▶ **GIVEN EXERCISE**
Make an exact copy of the records, with the pictures left out.

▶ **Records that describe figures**
::::
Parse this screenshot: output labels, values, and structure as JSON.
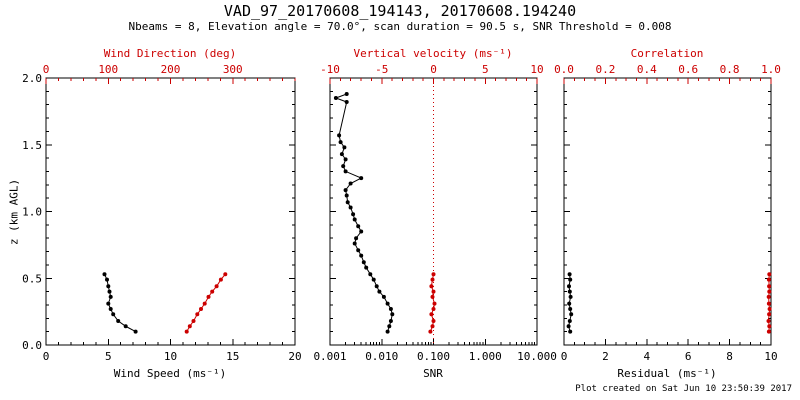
{
  "chart_data": {
    "type": "line",
    "title": "VAD_97_20170608_194143, 20170608.194240",
    "subtitle": "Nbeams = 8, Elevation angle = 70.0°, scan duration = 90.5 s, SNR Threshold = 0.008",
    "footer": "Plot created on Sat Jun 10 23:50:39 2017",
    "ylabel": "z (km AGL)",
    "y_range": [
      0,
      2
    ],
    "y_ticks": [
      0,
      0.5,
      1,
      1.5,
      2
    ],
    "y_tick_labels": [
      "0.0",
      "0.5",
      "1.0",
      "1.5",
      "2.0"
    ],
    "y_minor_step": 0.1,
    "colors": {
      "series_black": "#000000",
      "series_red": "#cc0000"
    },
    "panels": [
      {
        "name": "wind",
        "show_y_labels": true,
        "bottom_axis": {
          "label": "Wind Speed (ms⁻¹)",
          "scale": "linear",
          "range": [
            0,
            20
          ],
          "ticks": [
            0,
            5,
            10,
            15,
            20
          ],
          "tick_labels": [
            "0",
            "5",
            "10",
            "15",
            "20"
          ],
          "minor_step": 1,
          "color": "#000000"
        },
        "top_axis": {
          "label": "Wind Direction (deg)",
          "scale": "linear",
          "range": [
            0,
            400
          ],
          "ticks": [
            0,
            100,
            200,
            300
          ],
          "tick_labels": [
            "0",
            "100",
            "200",
            "300"
          ],
          "minor_step": 20,
          "color": "#cc0000"
        },
        "series": [
          {
            "name": "wind-speed",
            "axis": "bottom",
            "color": "#000000",
            "z": [
              0.1,
              0.14,
              0.18,
              0.23,
              0.27,
              0.31,
              0.36,
              0.4,
              0.44,
              0.49,
              0.53
            ],
            "values": [
              7.2,
              6.4,
              5.8,
              5.4,
              5.2,
              5.0,
              5.2,
              5.1,
              5.0,
              4.9,
              4.7
            ]
          },
          {
            "name": "wind-direction",
            "axis": "top",
            "color": "#cc0000",
            "z": [
              0.1,
              0.14,
              0.18,
              0.23,
              0.27,
              0.31,
              0.36,
              0.4,
              0.44,
              0.49,
              0.53
            ],
            "values": [
              226,
              231,
              237,
              243,
              249,
              255,
              261,
              267,
              274,
              281,
              288
            ]
          }
        ]
      },
      {
        "name": "snr",
        "show_y_labels": false,
        "bottom_axis": {
          "label": "SNR",
          "scale": "log",
          "range": [
            0.001,
            10
          ],
          "ticks": [
            0.001,
            0.01,
            0.1,
            1,
            10
          ],
          "tick_labels": [
            "0.001",
            "0.010",
            "0.100",
            "1.000",
            "10.000"
          ],
          "color": "#000000"
        },
        "top_axis": {
          "label": "Vertical velocity (ms⁻¹)",
          "scale": "linear",
          "range": [
            -10,
            10
          ],
          "ticks": [
            -10,
            -5,
            0,
            5,
            10
          ],
          "tick_labels": [
            "-10",
            "-5",
            "0",
            "5",
            "10"
          ],
          "minor_step": 1,
          "color": "#cc0000"
        },
        "ref_line": {
          "axis": "top",
          "value": 0,
          "color": "#cc0000",
          "style": "dotted"
        },
        "series": [
          {
            "name": "snr-profile",
            "axis": "bottom",
            "color": "#000000",
            "z": [
              0.1,
              0.14,
              0.18,
              0.23,
              0.27,
              0.31,
              0.36,
              0.4,
              0.44,
              0.49,
              0.53,
              0.58,
              0.62,
              0.67,
              0.71,
              0.76,
              0.8,
              0.85,
              0.89,
              0.94,
              0.98,
              1.03,
              1.07,
              1.12,
              1.16,
              1.21,
              1.25,
              1.3,
              1.34,
              1.39,
              1.43,
              1.48,
              1.52,
              1.57,
              1.82,
              1.85,
              1.88
            ],
            "values": [
              0.013,
              0.014,
              0.015,
              0.016,
              0.015,
              0.013,
              0.011,
              0.009,
              0.008,
              0.007,
              0.006,
              0.005,
              0.0045,
              0.004,
              0.0035,
              0.003,
              0.0032,
              0.004,
              0.0035,
              0.003,
              0.0028,
              0.0025,
              0.0022,
              0.0021,
              0.002,
              0.0025,
              0.004,
              0.002,
              0.0018,
              0.002,
              0.0017,
              0.0019,
              0.0016,
              0.0015,
              0.0021,
              0.0013,
              0.0021
            ]
          },
          {
            "name": "vertical-velocity",
            "axis": "top",
            "color": "#cc0000",
            "z": [
              0.1,
              0.14,
              0.18,
              0.23,
              0.27,
              0.31,
              0.36,
              0.4,
              0.44,
              0.49,
              0.53
            ],
            "values": [
              -0.3,
              -0.1,
              0.0,
              -0.2,
              0.0,
              0.1,
              -0.1,
              0.0,
              -0.2,
              -0.1,
              0.0
            ]
          }
        ]
      },
      {
        "name": "residual",
        "show_y_labels": false,
        "bottom_axis": {
          "label": "Residual (ms⁻¹)",
          "scale": "linear",
          "range": [
            0,
            10
          ],
          "ticks": [
            0,
            2,
            4,
            6,
            8,
            10
          ],
          "tick_labels": [
            "0",
            "2",
            "4",
            "6",
            "8",
            "10"
          ],
          "minor_step": 0.5,
          "color": "#000000"
        },
        "top_axis": {
          "label": "Correlation",
          "scale": "linear",
          "range": [
            0,
            1
          ],
          "ticks": [
            0,
            0.2,
            0.4,
            0.6,
            0.8,
            1.0
          ],
          "tick_labels": [
            "0.0",
            "0.2",
            "0.4",
            "0.6",
            "0.8",
            "1.0"
          ],
          "minor_step": 0.05,
          "color": "#cc0000"
        },
        "series": [
          {
            "name": "residual-profile",
            "axis": "bottom",
            "color": "#000000",
            "z": [
              0.1,
              0.14,
              0.18,
              0.23,
              0.27,
              0.31,
              0.36,
              0.4,
              0.44,
              0.49,
              0.53
            ],
            "values": [
              0.3,
              0.22,
              0.28,
              0.35,
              0.3,
              0.25,
              0.32,
              0.28,
              0.24,
              0.3,
              0.27
            ]
          },
          {
            "name": "correlation-profile",
            "axis": "top",
            "color": "#cc0000",
            "z": [
              0.1,
              0.14,
              0.18,
              0.23,
              0.27,
              0.31,
              0.36,
              0.4,
              0.44,
              0.49,
              0.53
            ],
            "values": [
              0.99,
              0.992,
              0.988,
              0.991,
              0.993,
              0.99,
              0.989,
              0.992,
              0.991,
              0.99,
              0.992
            ]
          }
        ]
      }
    ]
  }
}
::::
▶ **EXPECTED OUTPUT**
Parse this screenshot: output labels, values, and structure as JSON.
{
  "chart_data": {
    "type": "line",
    "title": "VAD_97_20170608_194143, 20170608.194240",
    "subtitle": "Nbeams = 8, Elevation angle = 70.0°, scan duration = 90.5 s, SNR Threshold = 0.008",
    "footer": "Plot created on Sat Jun 10 23:50:39 2017",
    "ylabel": "z (km AGL)",
    "y_range": [
      0,
      2
    ],
    "y_ticks": [
      0,
      0.5,
      1,
      1.5,
      2
    ],
    "y_tick_labels": [
      "0.0",
      "0.5",
      "1.0",
      "1.5",
      "2.0"
    ],
    "y_minor_step": 0.1,
    "colors": {
      "series_black": "#000000",
      "series_red": "#cc0000"
    },
    "panels": [
      {
        "name": "wind",
        "show_y_labels": true,
        "bottom_axis": {
          "label": "Wind Speed (ms⁻¹)",
          "scale": "linear",
          "range": [
            0,
            20
          ],
          "ticks": [
            0,
            5,
            10,
            15,
            20
          ],
          "tick_labels": [
            "0",
            "5",
            "10",
            "15",
            "20"
          ],
          "minor_step": 1,
          "color": "#000000"
        },
        "top_axis": {
          "label": "Wind Direction (deg)",
          "scale": "linear",
          "range": [
            0,
            400
          ],
          "ticks": [
            0,
            100,
            200,
            300
          ],
          "tick_labels": [
            "0",
            "100",
            "200",
            "300"
          ],
          "minor_step": 20,
          "color": "#cc0000"
        },
        "series": [
          {
            "name": "wind-speed",
            "axis": "bottom",
            "color": "#000000",
            "z": [
              0.1,
              0.14,
              0.18,
              0.23,
              0.27,
              0.31,
              0.36,
              0.4,
              0.44,
              0.49,
              0.53
            ],
            "values": [
              7.2,
              6.4,
              5.8,
              5.4,
              5.2,
              5.0,
              5.2,
              5.1,
              5.0,
              4.9,
              4.7
            ]
          },
          {
            "name": "wind-direction",
            "axis": "top",
            "color": "#cc0000",
            "z": [
              0.1,
              0.14,
              0.18,
              0.23,
              0.27,
              0.31,
              0.36,
              0.4,
              0.44,
              0.49,
              0.53
            ],
            "values": [
              226,
              231,
              237,
              243,
              249,
              255,
              261,
              267,
              274,
              281,
              288
            ]
          }
        ]
      },
      {
        "name": "snr",
        "show_y_labels": false,
        "bottom_axis": {
          "label": "SNR",
          "scale": "log",
          "range": [
            0.001,
            10
          ],
          "ticks": [
            0.001,
            0.01,
            0.1,
            1,
            10
          ],
          "tick_labels": [
            "0.001",
            "0.010",
            "0.100",
            "1.000",
            "10.000"
          ],
          "color": "#000000"
        },
        "top_axis": {
          "label": "Vertical velocity (ms⁻¹)",
          "scale": "linear",
          "range": [
            -10,
            10
          ],
          "ticks": [
            -10,
            -5,
            0,
            5,
            10
          ],
          "tick_labels": [
            "-10",
            "-5",
            "0",
            "5",
            "10"
          ],
          "minor_step": 1,
          "color": "#cc0000"
        },
        "ref_line": {
          "axis": "top",
          "value": 0,
          "color": "#cc0000",
          "style": "dotted"
        },
        "series": [
          {
            "name": "snr-profile",
            "axis": "bottom",
            "color": "#000000",
            "z": [
              0.1,
              0.14,
              0.18,
              0.23,
              0.27,
              0.31,
              0.36,
              0.4,
              0.44,
              0.49,
              0.53,
              0.58,
              0.62,
              0.67,
              0.71,
              0.76,
              0.8,
              0.85,
              0.89,
              0.94,
              0.98,
              1.03,
              1.07,
              1.12,
              1.16,
              1.21,
              1.25,
              1.3,
              1.34,
              1.39,
              1.43,
              1.48,
              1.52,
              1.57,
              1.82,
              1.85,
              1.88
            ],
            "values": [
              0.013,
              0.014,
              0.015,
              0.016,
              0.015,
              0.013,
              0.011,
              0.009,
              0.008,
              0.007,
              0.006,
              0.005,
              0.0045,
              0.004,
              0.0035,
              0.003,
              0.0032,
              0.004,
              0.0035,
              0.003,
              0.0028,
              0.0025,
              0.0022,
              0.0021,
              0.002,
              0.0025,
              0.004,
              0.002,
              0.0018,
              0.002,
              0.0017,
              0.0019,
              0.0016,
              0.0015,
              0.0021,
              0.0013,
              0.0021
            ]
          },
          {
            "name": "vertical-velocity",
            "axis": "top",
            "color": "#cc0000",
            "z": [
              0.1,
              0.14,
              0.18,
              0.23,
              0.27,
              0.31,
              0.36,
              0.4,
              0.44,
              0.49,
              0.53
            ],
            "values": [
              -0.3,
              -0.1,
              0.0,
              -0.2,
              0.0,
              0.1,
              -0.1,
              0.0,
              -0.2,
              -0.1,
              0.0
            ]
          }
        ]
      },
      {
        "name": "residual",
        "show_y_labels": false,
        "bottom_axis": {
          "label": "Residual (ms⁻¹)",
          "scale": "linear",
          "range": [
            0,
            10
          ],
          "ticks": [
            0,
            2,
            4,
            6,
            8,
            10
          ],
          "tick_labels": [
            "0",
            "2",
            "4",
            "6",
            "8",
            "10"
          ],
          "minor_step": 0.5,
          "color": "#000000"
        },
        "top_axis": {
          "label": "Correlation",
          "scale": "linear",
          "range": [
            0,
            1
          ],
          "ticks": [
            0,
            0.2,
            0.4,
            0.6,
            0.8,
            1.0
          ],
          "tick_labels": [
            "0.0",
            "0.2",
            "0.4",
            "0.6",
            "0.8",
            "1.0"
          ],
          "minor_step": 0.05,
          "color": "#cc0000"
        },
        "series": [
          {
            "name": "residual-profile",
            "axis": "bottom",
            "color": "#000000",
            "z": [
              0.1,
              0.14,
              0.18,
              0.23,
              0.27,
              0.31,
              0.36,
              0.4,
              0.44,
              0.49,
              0.53
            ],
            "values": [
              0.3,
              0.22,
              0.28,
              0.35,
              0.3,
              0.25,
              0.32,
              0.28,
              0.24,
              0.3,
              0.27
            ]
          },
          {
            "name": "correlation-profile",
            "axis": "top",
            "color": "#cc0000",
            "z": [
              0.1,
              0.14,
              0.18,
              0.23,
              0.27,
              0.31,
              0.36,
              0.4,
              0.44,
              0.49,
              0.53
            ],
            "values": [
              0.99,
              0.992,
              0.988,
              0.991,
              0.993,
              0.99,
              0.989,
              0.992,
              0.991,
              0.99,
              0.992
            ]
          }
        ]
      }
    ]
  }
}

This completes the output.